• _PROBLEM STATEMENT_: Emit the line that holds "Extract the structured" and all lines following it through the end of the data, verbatim, and nothing else.

Figure record extracts:
-- start --
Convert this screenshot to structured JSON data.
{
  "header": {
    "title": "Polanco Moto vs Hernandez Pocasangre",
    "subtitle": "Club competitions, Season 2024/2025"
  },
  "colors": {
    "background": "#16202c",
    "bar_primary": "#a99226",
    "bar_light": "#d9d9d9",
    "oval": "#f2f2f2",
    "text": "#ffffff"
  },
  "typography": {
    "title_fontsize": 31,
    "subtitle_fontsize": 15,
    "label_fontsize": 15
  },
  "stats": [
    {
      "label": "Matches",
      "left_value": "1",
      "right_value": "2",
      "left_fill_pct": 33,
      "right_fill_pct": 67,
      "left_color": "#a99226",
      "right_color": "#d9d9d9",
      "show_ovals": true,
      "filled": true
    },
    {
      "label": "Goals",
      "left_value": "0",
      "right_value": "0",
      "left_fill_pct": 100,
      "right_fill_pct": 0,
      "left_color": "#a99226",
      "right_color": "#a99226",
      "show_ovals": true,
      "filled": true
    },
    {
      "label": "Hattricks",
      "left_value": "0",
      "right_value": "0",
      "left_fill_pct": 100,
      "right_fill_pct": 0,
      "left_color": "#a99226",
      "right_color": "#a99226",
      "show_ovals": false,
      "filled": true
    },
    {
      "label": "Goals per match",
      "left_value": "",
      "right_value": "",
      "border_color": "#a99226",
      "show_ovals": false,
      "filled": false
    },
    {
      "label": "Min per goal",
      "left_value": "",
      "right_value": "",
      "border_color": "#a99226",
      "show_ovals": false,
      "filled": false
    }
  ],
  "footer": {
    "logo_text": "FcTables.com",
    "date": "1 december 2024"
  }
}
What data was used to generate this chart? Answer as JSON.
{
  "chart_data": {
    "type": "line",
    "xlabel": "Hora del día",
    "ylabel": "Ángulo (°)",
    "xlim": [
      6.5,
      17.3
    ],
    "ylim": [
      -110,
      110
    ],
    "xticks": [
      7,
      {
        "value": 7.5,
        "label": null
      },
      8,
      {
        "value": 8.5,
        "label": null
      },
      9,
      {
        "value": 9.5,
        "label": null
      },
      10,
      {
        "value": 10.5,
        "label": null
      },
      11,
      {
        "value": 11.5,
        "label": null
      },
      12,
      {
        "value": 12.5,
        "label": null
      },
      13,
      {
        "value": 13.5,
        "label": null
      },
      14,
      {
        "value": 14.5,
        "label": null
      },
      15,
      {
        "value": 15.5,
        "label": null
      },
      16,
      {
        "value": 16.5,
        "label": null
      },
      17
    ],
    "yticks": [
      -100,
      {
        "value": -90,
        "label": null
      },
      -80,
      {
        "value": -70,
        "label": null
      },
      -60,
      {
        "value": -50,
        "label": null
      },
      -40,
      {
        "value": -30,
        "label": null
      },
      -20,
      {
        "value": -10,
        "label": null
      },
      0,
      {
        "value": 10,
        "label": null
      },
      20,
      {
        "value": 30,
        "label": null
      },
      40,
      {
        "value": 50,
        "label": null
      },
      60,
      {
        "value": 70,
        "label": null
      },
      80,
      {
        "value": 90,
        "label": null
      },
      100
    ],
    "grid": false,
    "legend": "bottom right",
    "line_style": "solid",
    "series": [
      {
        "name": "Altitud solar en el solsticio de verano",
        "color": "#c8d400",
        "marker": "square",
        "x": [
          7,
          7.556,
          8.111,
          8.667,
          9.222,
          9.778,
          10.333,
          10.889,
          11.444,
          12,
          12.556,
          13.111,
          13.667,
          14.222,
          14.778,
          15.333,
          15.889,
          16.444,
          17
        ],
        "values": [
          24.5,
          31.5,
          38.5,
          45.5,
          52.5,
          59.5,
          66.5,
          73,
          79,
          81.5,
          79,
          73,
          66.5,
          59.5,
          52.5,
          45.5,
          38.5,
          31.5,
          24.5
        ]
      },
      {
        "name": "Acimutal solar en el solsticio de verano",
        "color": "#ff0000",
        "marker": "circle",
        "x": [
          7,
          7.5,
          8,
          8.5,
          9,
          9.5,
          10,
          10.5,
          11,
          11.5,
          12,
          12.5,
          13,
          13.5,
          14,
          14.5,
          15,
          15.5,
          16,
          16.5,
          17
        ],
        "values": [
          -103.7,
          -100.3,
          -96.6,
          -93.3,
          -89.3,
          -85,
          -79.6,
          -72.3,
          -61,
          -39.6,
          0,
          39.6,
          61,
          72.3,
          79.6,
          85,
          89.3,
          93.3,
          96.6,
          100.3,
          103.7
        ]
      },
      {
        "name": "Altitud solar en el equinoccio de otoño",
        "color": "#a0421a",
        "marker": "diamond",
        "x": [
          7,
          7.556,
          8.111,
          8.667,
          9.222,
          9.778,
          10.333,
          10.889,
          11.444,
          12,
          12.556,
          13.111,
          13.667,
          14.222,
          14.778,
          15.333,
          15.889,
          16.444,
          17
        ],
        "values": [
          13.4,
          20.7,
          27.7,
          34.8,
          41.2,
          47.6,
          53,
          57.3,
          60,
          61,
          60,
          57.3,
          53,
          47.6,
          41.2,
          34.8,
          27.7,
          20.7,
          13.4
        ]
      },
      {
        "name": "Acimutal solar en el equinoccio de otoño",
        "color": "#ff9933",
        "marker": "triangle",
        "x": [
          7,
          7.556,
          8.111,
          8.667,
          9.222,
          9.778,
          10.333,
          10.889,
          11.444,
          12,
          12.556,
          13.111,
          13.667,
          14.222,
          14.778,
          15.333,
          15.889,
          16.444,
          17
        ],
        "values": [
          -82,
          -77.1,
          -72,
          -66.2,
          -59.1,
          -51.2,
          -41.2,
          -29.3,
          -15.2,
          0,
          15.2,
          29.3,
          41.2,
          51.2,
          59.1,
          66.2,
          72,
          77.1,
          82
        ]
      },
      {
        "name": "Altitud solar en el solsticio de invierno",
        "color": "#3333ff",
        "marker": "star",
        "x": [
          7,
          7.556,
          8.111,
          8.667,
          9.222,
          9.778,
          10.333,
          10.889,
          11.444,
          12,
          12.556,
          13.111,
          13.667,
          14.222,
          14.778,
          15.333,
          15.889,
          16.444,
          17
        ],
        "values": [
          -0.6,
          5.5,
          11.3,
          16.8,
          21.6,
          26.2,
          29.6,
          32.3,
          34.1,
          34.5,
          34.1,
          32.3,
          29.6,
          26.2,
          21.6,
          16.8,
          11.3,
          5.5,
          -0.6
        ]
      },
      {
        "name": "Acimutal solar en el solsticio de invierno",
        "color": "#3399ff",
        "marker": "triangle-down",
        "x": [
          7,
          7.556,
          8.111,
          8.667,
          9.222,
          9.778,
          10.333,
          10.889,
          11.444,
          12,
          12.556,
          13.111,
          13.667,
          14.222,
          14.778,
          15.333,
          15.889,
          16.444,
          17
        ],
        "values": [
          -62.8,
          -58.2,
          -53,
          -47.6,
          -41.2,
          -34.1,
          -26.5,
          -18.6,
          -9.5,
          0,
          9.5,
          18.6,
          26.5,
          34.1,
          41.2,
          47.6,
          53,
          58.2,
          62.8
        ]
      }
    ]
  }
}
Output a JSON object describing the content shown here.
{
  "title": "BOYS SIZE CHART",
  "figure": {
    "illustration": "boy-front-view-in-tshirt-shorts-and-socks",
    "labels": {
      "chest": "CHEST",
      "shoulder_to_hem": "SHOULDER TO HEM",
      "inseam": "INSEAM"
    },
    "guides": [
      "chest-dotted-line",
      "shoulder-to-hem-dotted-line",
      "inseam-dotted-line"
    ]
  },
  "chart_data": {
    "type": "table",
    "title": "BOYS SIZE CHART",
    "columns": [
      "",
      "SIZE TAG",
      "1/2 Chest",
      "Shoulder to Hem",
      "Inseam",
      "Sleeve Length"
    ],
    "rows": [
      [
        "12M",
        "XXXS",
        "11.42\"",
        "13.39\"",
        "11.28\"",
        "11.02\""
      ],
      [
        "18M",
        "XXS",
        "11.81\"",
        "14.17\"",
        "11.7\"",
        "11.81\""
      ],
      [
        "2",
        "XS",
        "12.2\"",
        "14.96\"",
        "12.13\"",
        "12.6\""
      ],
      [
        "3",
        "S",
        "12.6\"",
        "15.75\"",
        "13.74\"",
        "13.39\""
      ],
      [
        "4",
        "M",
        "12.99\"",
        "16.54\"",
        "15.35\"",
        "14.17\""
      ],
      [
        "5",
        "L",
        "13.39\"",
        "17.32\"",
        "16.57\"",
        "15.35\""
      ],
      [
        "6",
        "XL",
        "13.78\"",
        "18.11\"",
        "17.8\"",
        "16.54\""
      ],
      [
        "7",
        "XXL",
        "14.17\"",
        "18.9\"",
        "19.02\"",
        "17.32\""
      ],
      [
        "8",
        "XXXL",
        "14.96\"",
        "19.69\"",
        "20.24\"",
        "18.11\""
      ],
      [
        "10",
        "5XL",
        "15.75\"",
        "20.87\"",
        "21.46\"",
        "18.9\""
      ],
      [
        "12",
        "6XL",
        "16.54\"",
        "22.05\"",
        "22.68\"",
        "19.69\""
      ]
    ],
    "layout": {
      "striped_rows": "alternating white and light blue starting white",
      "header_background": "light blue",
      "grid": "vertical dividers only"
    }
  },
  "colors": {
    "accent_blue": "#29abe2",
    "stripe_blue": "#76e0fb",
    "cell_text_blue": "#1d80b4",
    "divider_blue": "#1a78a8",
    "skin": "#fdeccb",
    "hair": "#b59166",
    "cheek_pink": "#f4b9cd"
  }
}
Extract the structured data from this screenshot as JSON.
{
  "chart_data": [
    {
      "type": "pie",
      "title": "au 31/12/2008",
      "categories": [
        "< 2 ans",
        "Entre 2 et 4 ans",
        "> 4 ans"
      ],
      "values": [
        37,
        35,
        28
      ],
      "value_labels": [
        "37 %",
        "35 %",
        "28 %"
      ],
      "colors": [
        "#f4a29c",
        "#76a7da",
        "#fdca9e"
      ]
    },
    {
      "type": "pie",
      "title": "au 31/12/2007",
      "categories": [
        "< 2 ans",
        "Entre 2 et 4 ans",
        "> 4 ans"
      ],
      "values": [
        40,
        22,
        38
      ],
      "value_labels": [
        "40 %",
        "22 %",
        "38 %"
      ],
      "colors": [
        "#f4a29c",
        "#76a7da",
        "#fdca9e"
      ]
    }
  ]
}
-- end --
• _EXERCISE RESPONSE_:
Extract the structured data from this screenshot as JSON.
{
  "chart_data": [
    {
      "type": "pie",
      "title": "au 31/12/2008",
      "categories": [
        "< 2 ans",
        "Entre 2 et 4 ans",
        "> 4 ans"
      ],
      "values": [
        37,
        35,
        28
      ],
      "value_labels": [
        "37 %",
        "35 %",
        "28 %"
      ],
      "colors": [
        "#f4a29c",
        "#76a7da",
        "#fdca9e"
      ]
    },
    {
      "type": "pie",
      "title": "au 31/12/2007",
      "categories": [
        "< 2 ans",
        "Entre 2 et 4 ans",
        "> 4 ans"
      ],
      "values": [
        40,
        22,
        38
      ],
      "value_labels": [
        "40 %",
        "22 %",
        "38 %"
      ],
      "colors": [
        "#f4a29c",
        "#76a7da",
        "#fdca9e"
      ]
    }
  ]
}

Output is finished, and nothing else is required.